» **Directions**:
Pull every line of the entries that has the word "Build".
--- --- ---
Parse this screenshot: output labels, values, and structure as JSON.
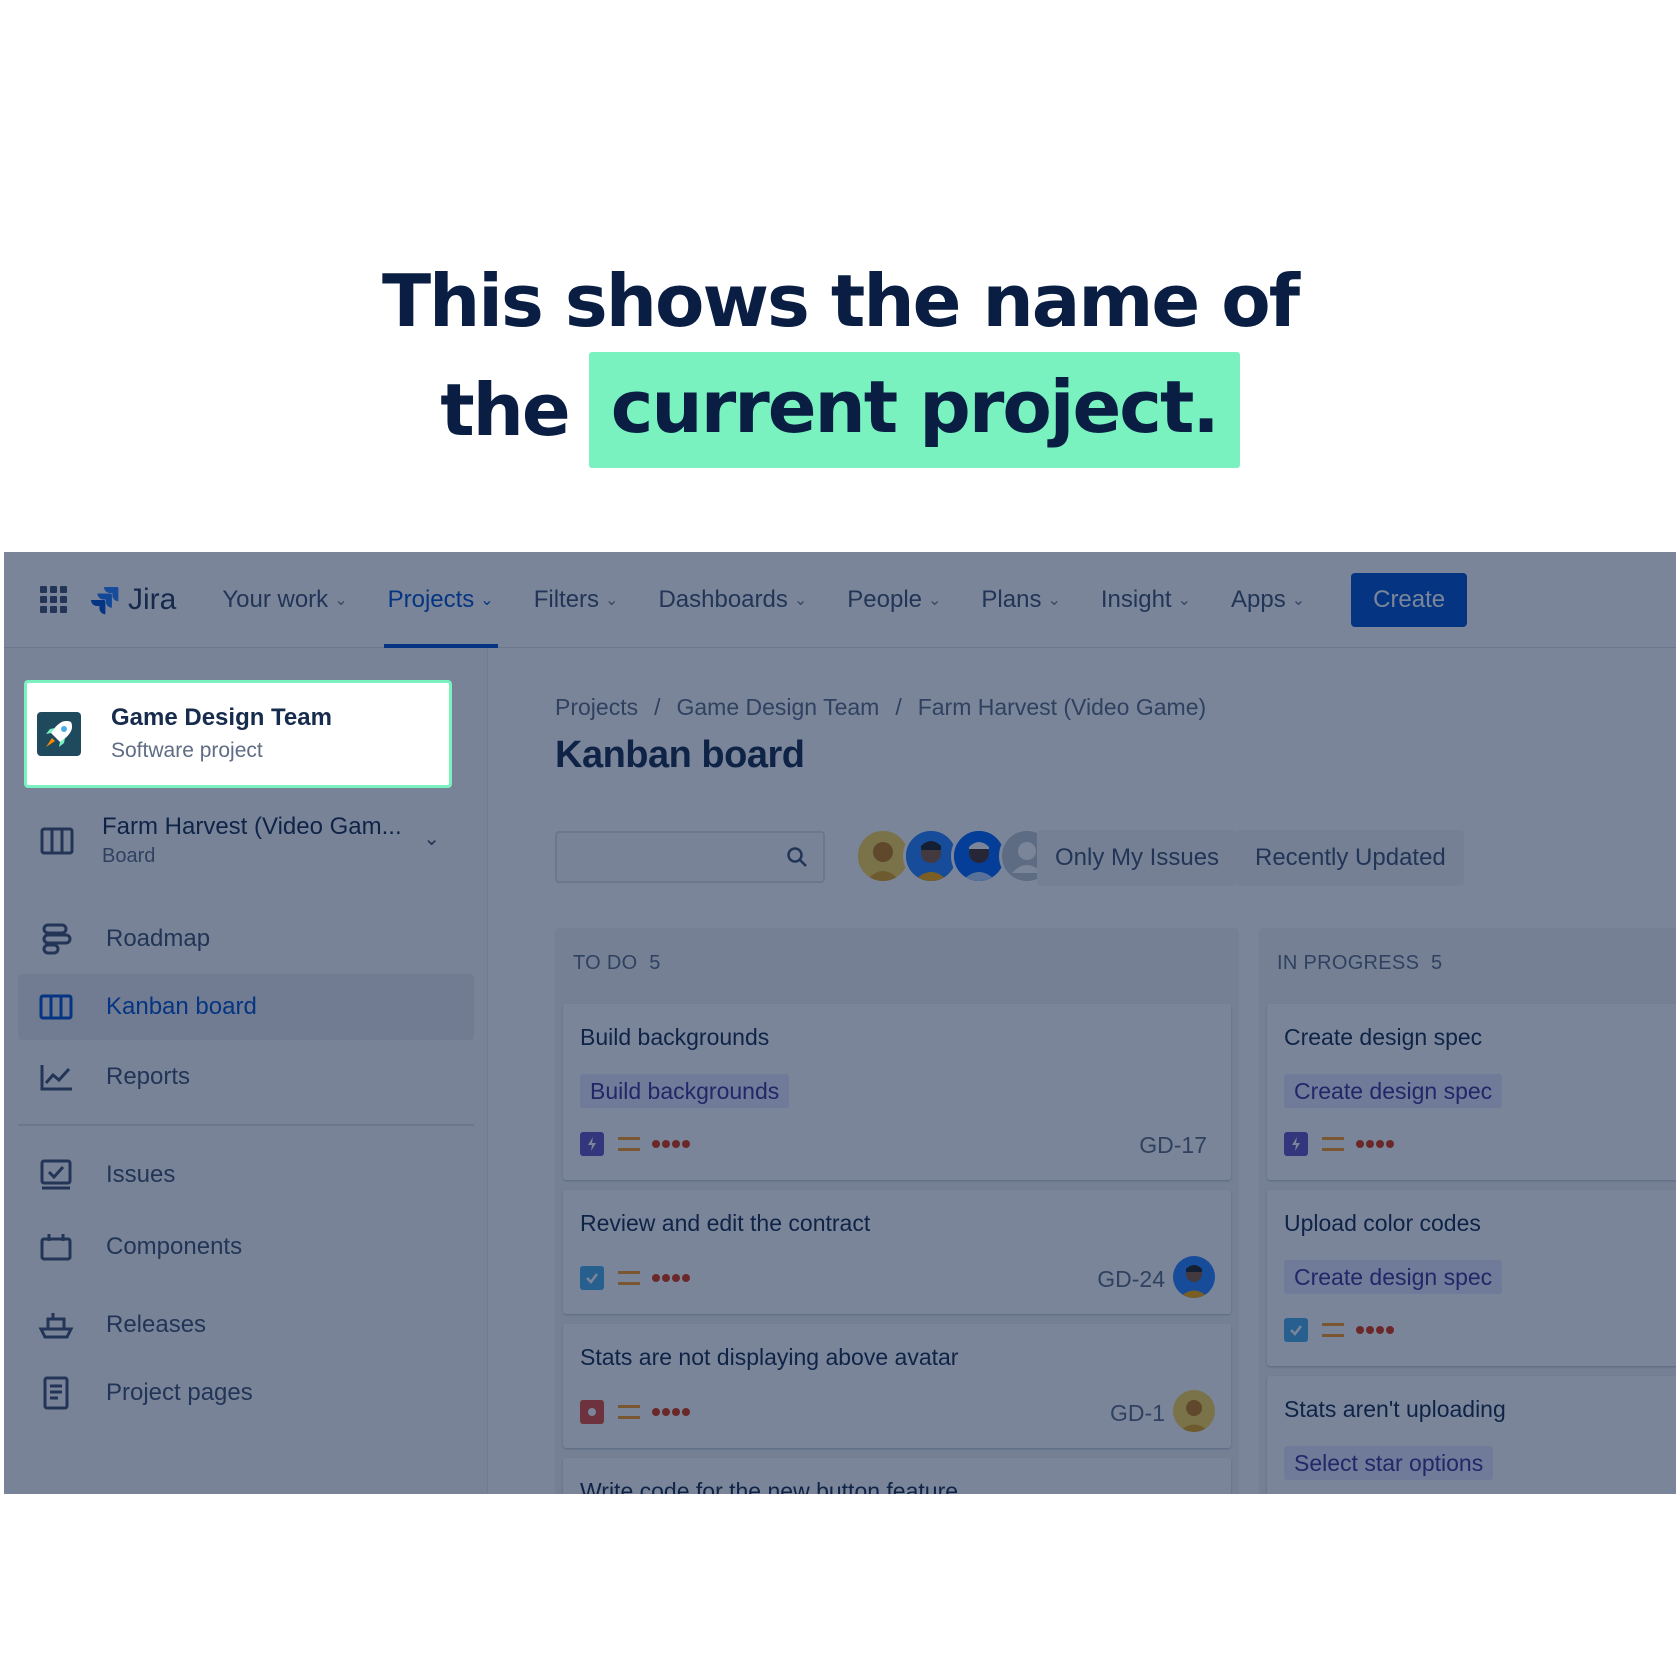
{
  "headline": {
    "line1": "This shows the name of",
    "line2_prefix": "the",
    "line2_highlight": "current project."
  },
  "topbar": {
    "logo": "Jira",
    "nav": [
      {
        "label": "Your work"
      },
      {
        "label": "Projects"
      },
      {
        "label": "Filters"
      },
      {
        "label": "Dashboards"
      },
      {
        "label": "People"
      },
      {
        "label": "Plans"
      },
      {
        "label": "Insight"
      },
      {
        "label": "Apps"
      }
    ],
    "create": "Create"
  },
  "sidebar": {
    "project": {
      "name": "Game Design Team",
      "type": "Software project"
    },
    "board": {
      "name": "Farm Harvest (Video Gam...",
      "sub": "Board"
    },
    "items": [
      {
        "label": "Roadmap",
        "icon": "roadmap-icon"
      },
      {
        "label": "Kanban board",
        "icon": "board-icon"
      },
      {
        "label": "Reports",
        "icon": "reports-icon"
      },
      {
        "label": "Issues",
        "icon": "issues-icon"
      },
      {
        "label": "Components",
        "icon": "components-icon"
      },
      {
        "label": "Releases",
        "icon": "releases-icon"
      },
      {
        "label": "Project pages",
        "icon": "pages-icon"
      }
    ]
  },
  "main": {
    "breadcrumb": [
      "Projects",
      "Game Design Team",
      "Farm Harvest (Video Game)"
    ],
    "breadcrumb_sep": "/",
    "title": "Kanban board",
    "filters": [
      "Only My Issues",
      "Recently Updated"
    ],
    "columns": [
      {
        "title": "TO DO",
        "count": "5",
        "cards": [
          {
            "title": "Build backgrounds",
            "epic": "Build backgrounds",
            "type": "epic-icon",
            "key": "GD-17"
          },
          {
            "title": "Review and edit the contract",
            "type": "task-icon",
            "key": "GD-24"
          },
          {
            "title": "Stats are not displaying above avatar",
            "type": "bug-icon",
            "key": "GD-1"
          },
          {
            "title": "Write code for the new button feature"
          }
        ]
      },
      {
        "title": "IN PROGRESS",
        "count": "5",
        "cards": [
          {
            "title": "Create design spec",
            "epic": "Create design spec",
            "type": "epic-icon"
          },
          {
            "title": "Upload color codes",
            "epic": "Create design spec",
            "type": "task-icon"
          },
          {
            "title": "Stats aren't uploading",
            "epic": "Select star options"
          }
        ]
      }
    ]
  },
  "colors": {
    "accent": "#0052cc",
    "highlight": "#79f2c0",
    "overlay": "rgba(9,30,66,0.54)",
    "epic_bg": "#eae6ff",
    "epic_fg": "#403294"
  }
}
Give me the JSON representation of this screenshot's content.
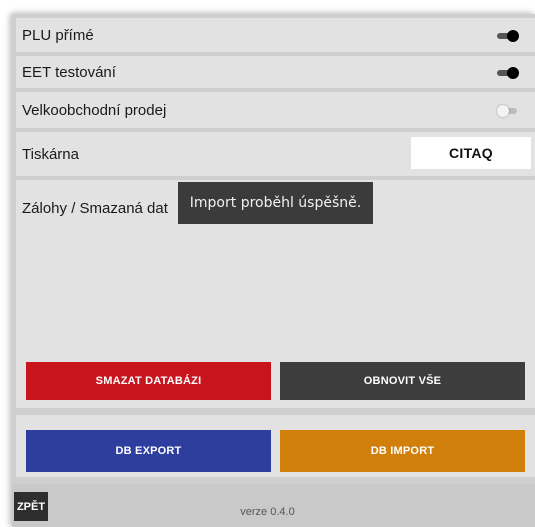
--- --- ---
» **Solved exercise**:
            "title": "Build backgrounds",
            "epic": "Build backgrounds",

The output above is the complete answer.